▸ RAW DATA
------------------------------
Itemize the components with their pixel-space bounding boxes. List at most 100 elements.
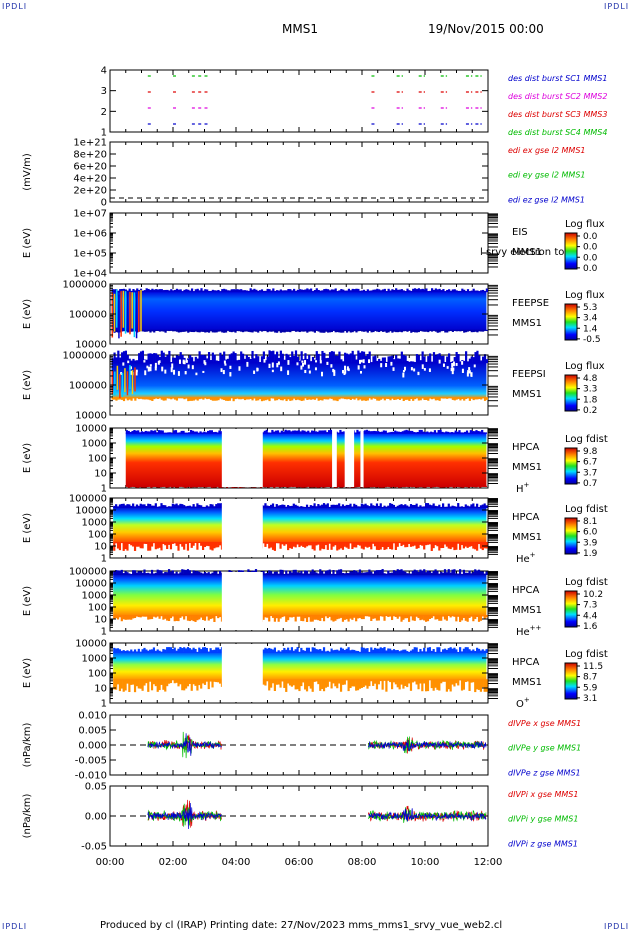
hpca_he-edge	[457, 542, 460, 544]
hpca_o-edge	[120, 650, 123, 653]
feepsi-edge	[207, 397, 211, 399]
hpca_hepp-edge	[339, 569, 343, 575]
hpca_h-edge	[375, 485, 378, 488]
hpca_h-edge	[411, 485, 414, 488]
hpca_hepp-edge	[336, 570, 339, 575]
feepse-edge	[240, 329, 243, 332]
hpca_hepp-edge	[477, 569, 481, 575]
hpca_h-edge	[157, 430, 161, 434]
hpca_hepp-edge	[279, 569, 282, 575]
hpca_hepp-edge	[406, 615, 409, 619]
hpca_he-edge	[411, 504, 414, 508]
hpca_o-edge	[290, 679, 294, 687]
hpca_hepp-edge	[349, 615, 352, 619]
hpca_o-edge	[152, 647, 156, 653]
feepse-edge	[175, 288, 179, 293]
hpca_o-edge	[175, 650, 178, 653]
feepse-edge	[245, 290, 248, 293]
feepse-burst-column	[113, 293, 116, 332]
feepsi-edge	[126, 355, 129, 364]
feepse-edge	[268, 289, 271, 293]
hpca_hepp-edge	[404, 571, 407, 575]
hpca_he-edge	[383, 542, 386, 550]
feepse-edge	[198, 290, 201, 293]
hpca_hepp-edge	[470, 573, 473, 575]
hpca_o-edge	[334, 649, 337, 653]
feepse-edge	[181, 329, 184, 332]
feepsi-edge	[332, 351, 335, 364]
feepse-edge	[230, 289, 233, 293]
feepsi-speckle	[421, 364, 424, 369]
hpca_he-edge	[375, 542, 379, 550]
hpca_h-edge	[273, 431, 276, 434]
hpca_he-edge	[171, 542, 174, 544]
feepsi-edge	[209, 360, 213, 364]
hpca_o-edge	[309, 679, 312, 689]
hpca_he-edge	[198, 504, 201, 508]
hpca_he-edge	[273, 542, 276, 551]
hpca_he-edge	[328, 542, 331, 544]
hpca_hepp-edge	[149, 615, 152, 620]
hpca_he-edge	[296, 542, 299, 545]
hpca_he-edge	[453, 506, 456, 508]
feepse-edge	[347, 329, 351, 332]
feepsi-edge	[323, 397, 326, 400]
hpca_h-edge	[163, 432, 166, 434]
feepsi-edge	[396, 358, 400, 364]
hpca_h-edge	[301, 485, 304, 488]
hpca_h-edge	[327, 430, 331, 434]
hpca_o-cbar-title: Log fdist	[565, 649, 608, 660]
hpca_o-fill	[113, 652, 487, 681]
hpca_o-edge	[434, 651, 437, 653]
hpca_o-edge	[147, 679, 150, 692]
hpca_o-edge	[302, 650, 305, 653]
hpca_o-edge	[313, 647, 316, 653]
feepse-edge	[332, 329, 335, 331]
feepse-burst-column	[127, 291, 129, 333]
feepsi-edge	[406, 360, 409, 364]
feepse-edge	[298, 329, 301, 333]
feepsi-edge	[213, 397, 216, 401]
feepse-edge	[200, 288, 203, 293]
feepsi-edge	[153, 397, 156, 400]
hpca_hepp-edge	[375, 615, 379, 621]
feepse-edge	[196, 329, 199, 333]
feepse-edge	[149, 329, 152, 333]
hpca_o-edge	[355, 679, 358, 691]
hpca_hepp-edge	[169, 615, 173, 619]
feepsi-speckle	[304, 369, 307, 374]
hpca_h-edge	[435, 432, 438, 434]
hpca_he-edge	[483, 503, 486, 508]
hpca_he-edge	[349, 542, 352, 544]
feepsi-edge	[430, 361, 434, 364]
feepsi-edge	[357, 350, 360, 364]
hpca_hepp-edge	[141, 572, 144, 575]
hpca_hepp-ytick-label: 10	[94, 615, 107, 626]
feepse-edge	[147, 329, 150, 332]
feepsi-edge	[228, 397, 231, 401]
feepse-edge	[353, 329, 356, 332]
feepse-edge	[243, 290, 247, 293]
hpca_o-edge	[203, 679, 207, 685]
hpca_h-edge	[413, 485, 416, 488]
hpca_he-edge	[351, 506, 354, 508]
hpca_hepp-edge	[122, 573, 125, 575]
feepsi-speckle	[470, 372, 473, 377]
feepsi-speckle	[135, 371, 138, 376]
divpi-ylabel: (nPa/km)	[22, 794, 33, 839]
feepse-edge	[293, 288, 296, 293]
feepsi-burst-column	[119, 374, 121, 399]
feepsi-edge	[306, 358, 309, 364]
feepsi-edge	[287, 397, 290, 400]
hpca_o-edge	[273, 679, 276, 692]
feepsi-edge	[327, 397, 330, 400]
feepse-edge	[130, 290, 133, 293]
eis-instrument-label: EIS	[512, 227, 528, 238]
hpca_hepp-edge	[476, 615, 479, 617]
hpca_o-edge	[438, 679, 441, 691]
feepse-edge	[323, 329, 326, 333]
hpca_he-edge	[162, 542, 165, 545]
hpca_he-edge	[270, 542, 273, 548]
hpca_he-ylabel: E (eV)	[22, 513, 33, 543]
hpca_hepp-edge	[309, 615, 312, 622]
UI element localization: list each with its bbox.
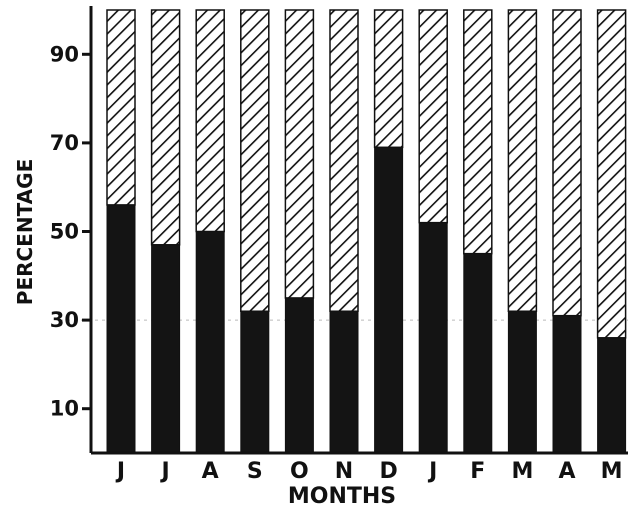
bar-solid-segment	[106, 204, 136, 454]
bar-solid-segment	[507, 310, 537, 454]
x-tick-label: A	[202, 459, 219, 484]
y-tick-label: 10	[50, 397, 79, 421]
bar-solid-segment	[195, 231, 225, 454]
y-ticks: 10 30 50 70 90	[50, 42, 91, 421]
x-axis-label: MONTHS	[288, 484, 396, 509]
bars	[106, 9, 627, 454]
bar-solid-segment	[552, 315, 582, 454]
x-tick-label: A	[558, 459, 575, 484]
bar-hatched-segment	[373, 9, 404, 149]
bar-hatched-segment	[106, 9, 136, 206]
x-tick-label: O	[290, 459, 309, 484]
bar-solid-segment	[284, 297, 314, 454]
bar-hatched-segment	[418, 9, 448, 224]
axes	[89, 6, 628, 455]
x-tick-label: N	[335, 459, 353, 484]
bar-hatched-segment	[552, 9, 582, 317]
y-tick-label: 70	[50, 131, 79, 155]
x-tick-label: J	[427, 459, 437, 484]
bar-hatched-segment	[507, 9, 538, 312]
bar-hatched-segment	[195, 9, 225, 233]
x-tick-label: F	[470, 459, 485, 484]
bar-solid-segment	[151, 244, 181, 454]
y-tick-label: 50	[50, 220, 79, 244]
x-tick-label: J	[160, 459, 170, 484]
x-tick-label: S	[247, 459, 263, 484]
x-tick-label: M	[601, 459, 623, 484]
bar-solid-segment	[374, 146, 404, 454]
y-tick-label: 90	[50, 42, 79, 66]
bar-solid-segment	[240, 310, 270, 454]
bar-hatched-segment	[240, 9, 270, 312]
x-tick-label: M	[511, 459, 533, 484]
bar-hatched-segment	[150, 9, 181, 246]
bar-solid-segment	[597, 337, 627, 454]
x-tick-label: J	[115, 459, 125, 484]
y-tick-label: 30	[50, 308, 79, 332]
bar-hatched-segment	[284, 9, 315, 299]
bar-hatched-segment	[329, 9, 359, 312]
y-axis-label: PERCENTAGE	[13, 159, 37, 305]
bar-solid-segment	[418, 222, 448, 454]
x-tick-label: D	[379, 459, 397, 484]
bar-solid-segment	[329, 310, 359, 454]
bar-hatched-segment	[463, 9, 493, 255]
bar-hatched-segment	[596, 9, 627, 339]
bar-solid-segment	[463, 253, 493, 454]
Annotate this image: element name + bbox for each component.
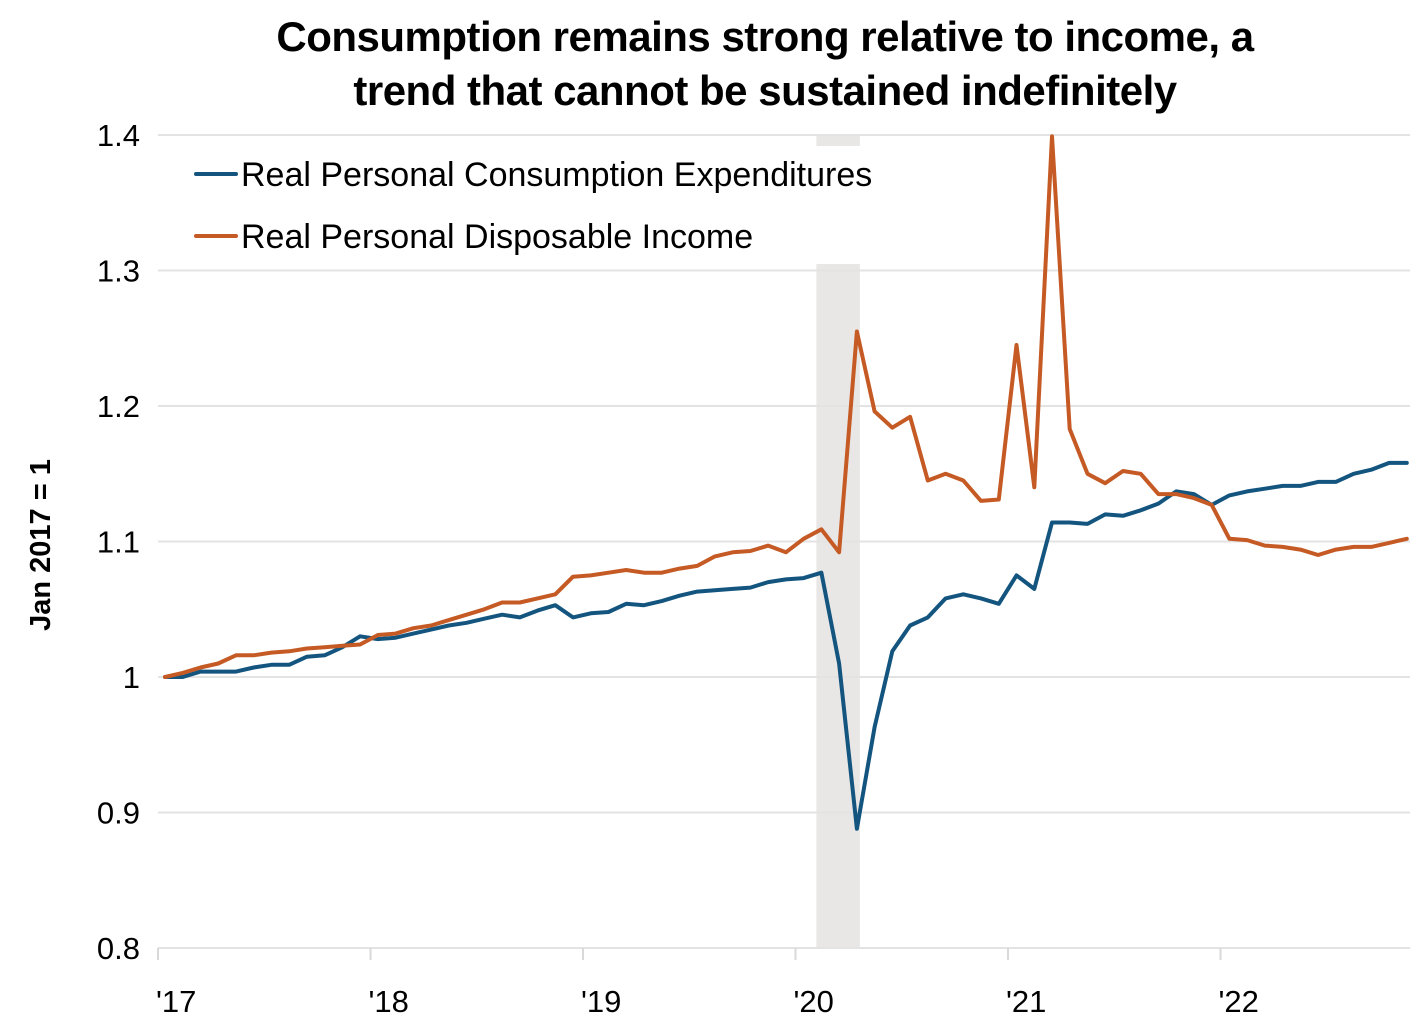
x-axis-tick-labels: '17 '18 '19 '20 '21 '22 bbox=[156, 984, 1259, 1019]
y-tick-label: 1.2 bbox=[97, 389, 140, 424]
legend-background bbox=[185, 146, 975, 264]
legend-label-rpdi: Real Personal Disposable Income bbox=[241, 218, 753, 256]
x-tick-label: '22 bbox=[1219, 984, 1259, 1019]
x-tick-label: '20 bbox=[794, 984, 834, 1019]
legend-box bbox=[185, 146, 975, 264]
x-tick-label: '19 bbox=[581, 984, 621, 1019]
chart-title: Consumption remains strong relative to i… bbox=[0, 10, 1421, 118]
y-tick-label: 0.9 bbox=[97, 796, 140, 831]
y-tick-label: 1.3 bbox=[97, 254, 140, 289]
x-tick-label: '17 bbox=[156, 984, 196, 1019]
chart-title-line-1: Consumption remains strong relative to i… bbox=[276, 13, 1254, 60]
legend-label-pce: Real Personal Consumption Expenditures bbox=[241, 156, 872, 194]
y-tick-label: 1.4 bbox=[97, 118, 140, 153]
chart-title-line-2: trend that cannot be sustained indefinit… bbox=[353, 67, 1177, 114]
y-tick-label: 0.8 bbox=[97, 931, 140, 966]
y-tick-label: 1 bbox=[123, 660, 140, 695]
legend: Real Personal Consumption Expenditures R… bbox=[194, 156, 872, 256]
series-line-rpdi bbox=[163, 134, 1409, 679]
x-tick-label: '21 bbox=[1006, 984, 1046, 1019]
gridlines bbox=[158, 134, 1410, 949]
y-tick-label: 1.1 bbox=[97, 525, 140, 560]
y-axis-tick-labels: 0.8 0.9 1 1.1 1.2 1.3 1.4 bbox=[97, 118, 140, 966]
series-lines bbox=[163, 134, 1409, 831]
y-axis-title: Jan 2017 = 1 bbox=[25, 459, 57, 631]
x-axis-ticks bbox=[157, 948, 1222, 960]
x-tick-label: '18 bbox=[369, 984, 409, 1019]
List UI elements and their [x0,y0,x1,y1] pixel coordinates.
------------------------------
▸ WHAT THIS TASK INVOLVES
Extract and repeat the lines of the material starting with the line that contains "x-axis-tick-labels: '17 '18" and going on through the line that contains "x-tick-label: '17 bbox=[156, 984, 196, 1019]", including both.

▸ RESULT FOR THIS TASK
x-axis-tick-labels: '17 '18 '19 '20 '21 '22 bbox=[156, 984, 1259, 1019]
y-tick-label: 1.2 bbox=[97, 389, 140, 424]
legend-background bbox=[185, 146, 975, 264]
legend-label-rpdi: Real Personal Disposable Income bbox=[241, 218, 753, 256]
x-tick-label: '22 bbox=[1219, 984, 1259, 1019]
x-tick-label: '20 bbox=[794, 984, 834, 1019]
legend-box bbox=[185, 146, 975, 264]
x-tick-label: '19 bbox=[581, 984, 621, 1019]
chart-title: Consumption remains strong relative to i… bbox=[0, 10, 1421, 118]
y-tick-label: 0.9 bbox=[97, 796, 140, 831]
y-tick-label: 1.3 bbox=[97, 254, 140, 289]
x-tick-label: '17 bbox=[156, 984, 196, 1019]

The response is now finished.